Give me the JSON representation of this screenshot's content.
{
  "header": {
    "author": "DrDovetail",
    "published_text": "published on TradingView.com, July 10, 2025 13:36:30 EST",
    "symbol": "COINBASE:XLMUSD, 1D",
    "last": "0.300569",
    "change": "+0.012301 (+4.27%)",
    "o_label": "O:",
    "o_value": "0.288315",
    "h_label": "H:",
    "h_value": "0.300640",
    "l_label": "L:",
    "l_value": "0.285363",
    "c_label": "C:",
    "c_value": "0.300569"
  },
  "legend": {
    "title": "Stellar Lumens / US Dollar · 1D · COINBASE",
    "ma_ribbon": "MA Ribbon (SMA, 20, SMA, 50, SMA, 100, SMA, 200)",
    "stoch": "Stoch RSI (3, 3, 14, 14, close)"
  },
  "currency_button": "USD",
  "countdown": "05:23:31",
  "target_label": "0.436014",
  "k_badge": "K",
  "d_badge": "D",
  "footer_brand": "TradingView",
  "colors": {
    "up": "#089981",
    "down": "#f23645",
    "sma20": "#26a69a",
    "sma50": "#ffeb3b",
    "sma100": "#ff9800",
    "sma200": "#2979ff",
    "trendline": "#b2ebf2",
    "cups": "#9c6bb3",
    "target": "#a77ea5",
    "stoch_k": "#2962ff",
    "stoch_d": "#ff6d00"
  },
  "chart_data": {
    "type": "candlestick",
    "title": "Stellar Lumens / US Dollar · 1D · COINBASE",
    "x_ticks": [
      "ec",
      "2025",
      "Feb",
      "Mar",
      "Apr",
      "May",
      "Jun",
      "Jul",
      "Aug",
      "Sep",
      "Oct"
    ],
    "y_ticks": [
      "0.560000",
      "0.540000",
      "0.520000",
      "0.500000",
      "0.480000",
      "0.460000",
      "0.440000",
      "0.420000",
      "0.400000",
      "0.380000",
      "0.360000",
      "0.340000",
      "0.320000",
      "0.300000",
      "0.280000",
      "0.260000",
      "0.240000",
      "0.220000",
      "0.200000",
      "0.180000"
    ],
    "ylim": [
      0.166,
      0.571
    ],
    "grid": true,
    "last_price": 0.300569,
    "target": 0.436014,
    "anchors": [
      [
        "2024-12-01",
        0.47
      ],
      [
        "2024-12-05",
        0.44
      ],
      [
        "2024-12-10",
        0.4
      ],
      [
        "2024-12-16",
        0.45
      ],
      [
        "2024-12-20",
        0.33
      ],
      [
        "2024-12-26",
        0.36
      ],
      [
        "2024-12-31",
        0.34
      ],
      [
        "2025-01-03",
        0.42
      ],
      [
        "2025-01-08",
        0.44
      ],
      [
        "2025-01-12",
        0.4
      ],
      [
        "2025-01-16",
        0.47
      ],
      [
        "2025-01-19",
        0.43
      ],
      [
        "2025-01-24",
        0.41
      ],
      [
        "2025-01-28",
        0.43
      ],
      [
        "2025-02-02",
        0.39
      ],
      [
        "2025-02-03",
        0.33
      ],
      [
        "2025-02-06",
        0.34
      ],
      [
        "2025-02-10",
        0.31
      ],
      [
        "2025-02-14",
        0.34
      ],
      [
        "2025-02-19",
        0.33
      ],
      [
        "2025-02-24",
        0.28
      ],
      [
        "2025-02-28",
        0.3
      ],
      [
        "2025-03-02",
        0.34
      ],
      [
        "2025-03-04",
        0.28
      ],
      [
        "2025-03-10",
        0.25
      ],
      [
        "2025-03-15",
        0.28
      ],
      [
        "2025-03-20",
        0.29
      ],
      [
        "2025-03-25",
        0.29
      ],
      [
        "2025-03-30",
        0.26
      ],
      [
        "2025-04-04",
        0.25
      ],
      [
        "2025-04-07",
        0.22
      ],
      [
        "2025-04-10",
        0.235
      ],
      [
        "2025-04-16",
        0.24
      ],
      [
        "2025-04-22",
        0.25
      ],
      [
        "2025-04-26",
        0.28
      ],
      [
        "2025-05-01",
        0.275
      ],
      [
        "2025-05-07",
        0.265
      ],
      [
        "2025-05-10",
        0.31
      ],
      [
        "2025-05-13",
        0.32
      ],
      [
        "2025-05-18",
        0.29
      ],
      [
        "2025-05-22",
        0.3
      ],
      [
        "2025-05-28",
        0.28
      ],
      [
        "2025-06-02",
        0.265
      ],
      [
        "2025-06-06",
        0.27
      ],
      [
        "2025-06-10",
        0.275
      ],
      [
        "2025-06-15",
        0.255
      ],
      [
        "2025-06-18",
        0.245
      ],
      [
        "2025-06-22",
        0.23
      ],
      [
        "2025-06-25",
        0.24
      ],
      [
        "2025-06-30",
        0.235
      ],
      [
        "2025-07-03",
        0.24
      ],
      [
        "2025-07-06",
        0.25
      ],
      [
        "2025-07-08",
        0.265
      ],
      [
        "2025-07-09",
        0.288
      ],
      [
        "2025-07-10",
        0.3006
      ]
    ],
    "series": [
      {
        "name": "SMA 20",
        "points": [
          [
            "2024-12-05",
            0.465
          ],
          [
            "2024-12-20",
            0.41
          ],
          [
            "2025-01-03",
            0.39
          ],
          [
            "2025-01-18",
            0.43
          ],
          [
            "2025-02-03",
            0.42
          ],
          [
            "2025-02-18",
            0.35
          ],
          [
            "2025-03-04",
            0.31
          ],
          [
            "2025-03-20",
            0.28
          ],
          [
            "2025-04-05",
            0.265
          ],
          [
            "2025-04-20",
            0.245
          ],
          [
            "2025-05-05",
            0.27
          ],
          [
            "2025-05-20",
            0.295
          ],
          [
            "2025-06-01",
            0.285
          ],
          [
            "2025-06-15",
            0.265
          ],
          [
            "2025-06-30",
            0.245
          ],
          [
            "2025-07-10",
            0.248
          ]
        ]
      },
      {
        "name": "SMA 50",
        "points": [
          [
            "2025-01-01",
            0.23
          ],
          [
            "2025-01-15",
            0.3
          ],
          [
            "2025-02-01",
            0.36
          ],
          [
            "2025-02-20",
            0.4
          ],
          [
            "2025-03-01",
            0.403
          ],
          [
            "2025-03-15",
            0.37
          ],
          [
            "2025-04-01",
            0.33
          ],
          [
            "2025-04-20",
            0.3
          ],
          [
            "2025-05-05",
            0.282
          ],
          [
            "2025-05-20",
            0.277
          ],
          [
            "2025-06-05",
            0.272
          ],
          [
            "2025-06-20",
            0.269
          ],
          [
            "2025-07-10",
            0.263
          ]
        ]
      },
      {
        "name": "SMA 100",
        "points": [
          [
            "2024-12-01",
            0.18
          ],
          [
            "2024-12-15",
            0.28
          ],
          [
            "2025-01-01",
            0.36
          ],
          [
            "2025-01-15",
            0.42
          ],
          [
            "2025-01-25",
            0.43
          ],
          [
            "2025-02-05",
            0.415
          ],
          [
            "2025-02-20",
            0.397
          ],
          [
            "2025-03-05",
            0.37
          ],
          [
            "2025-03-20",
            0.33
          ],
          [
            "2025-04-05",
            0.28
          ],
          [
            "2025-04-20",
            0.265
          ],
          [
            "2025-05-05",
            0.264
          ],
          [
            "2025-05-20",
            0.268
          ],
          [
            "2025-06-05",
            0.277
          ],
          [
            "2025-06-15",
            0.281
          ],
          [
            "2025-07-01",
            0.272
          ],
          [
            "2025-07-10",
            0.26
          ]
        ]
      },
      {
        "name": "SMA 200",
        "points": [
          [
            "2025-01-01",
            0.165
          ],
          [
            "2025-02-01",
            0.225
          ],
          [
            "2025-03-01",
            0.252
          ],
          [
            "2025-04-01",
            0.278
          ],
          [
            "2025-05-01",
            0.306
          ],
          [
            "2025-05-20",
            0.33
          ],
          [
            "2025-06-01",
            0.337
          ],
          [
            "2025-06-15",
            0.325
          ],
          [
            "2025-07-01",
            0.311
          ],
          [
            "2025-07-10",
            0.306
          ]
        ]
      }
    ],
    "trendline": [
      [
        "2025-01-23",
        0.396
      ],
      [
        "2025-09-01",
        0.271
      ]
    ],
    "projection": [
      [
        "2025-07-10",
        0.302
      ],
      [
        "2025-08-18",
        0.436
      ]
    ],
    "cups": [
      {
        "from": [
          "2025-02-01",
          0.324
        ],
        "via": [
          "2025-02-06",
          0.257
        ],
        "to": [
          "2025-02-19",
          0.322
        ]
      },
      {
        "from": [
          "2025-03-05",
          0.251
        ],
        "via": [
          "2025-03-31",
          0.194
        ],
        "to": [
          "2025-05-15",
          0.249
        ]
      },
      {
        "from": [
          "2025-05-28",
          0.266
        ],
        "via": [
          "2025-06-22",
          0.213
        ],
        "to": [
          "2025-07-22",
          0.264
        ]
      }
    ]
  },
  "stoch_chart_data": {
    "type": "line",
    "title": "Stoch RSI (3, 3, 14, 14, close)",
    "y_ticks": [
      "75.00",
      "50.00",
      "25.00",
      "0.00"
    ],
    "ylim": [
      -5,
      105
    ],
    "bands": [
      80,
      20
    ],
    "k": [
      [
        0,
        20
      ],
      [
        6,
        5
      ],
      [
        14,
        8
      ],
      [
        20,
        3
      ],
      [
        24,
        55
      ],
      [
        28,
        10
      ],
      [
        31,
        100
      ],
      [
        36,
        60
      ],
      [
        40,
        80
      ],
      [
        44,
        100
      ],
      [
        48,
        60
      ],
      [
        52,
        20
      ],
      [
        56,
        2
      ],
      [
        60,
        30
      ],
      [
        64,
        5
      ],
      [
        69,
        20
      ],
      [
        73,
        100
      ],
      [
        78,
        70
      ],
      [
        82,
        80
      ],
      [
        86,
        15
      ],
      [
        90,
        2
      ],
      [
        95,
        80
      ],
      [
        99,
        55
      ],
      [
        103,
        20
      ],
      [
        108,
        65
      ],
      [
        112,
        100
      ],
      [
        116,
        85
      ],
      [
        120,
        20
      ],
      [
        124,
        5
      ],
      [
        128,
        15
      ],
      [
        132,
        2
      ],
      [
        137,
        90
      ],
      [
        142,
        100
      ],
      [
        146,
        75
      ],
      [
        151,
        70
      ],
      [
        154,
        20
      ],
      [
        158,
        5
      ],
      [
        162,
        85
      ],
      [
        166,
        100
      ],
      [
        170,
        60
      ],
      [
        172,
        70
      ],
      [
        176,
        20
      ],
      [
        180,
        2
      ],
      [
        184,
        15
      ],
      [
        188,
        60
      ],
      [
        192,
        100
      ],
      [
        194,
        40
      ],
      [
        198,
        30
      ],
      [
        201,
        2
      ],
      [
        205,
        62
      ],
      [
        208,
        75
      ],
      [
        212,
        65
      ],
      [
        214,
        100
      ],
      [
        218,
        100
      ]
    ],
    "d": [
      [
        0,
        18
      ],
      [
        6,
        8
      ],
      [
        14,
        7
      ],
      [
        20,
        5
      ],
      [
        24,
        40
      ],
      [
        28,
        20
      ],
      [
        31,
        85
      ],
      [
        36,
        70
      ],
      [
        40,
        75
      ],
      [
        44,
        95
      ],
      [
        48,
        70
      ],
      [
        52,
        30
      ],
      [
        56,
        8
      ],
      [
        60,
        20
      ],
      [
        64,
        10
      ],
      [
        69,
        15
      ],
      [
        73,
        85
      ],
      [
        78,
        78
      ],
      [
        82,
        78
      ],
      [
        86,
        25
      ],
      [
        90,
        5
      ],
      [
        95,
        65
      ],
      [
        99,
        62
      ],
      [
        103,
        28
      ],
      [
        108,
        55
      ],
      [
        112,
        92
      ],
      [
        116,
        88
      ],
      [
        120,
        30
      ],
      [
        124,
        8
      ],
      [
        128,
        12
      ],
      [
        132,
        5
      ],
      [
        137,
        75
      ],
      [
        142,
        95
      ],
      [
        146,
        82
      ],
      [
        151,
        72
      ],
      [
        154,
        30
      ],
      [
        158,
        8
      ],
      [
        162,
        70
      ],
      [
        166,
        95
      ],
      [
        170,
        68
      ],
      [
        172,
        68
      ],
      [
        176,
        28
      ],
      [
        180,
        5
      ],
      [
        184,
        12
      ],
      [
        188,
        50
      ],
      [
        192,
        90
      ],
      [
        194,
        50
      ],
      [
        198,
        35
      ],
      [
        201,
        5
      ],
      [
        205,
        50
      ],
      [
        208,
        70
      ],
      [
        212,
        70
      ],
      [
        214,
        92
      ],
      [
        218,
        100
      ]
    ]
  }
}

---

**Work to be completed**: Out of the material above, gather each line where "close" appears.

**Result of the exercise**:
    "stoch": "Stoch RSI (3, 3, 14, 14, close)"
    "title": "Stoch RSI (3, 3, 14, 14, close)",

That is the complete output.